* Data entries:
· · · · · · ·

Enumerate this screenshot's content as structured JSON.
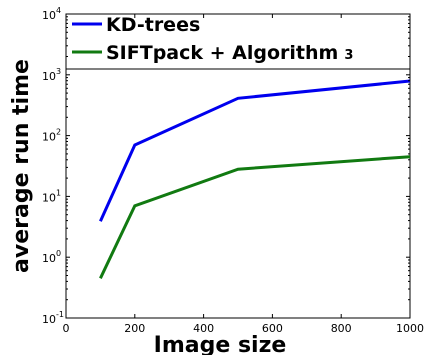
{
  "chart_data": {
    "type": "line",
    "title": "",
    "xlabel": "Image size",
    "ylabel": "average run time",
    "xlim": [
      0,
      1000
    ],
    "ylim": [
      0.1,
      10000
    ],
    "yscale": "log",
    "grid": false,
    "legend_position": "top",
    "x_ticks": [
      "0",
      "200",
      "400",
      "600",
      "800",
      "1000"
    ],
    "y_ticks": [
      {
        "base": "10",
        "exp": "-1"
      },
      {
        "base": "10",
        "exp": "0"
      },
      {
        "base": "10",
        "exp": "1"
      },
      {
        "base": "10",
        "exp": "2"
      },
      {
        "base": "10",
        "exp": "3"
      },
      {
        "base": "10",
        "exp": "4"
      }
    ],
    "legend_entries": [
      {
        "text": "KD-trees",
        "suffix": ""
      },
      {
        "text": "SIFTpack + Algorithm",
        "suffix": "3"
      }
    ],
    "x": [
      100,
      200,
      500,
      1000
    ],
    "series": [
      {
        "name": "KD-trees",
        "color": "#0000ee",
        "values": [
          3.9,
          70,
          410,
          790
        ]
      },
      {
        "name": "SIFTpack + Algorithm 3",
        "color": "#117a11",
        "values": [
          0.45,
          7,
          28,
          45
        ]
      }
    ]
  }
}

· · · · · · ·

* Task requirements: Find the lines above that include the string "Algorithm" and copy them.

* Expected answer:
        "text": "SIFTpack + Algorithm",
        "name": "SIFTpack + Algorithm 3",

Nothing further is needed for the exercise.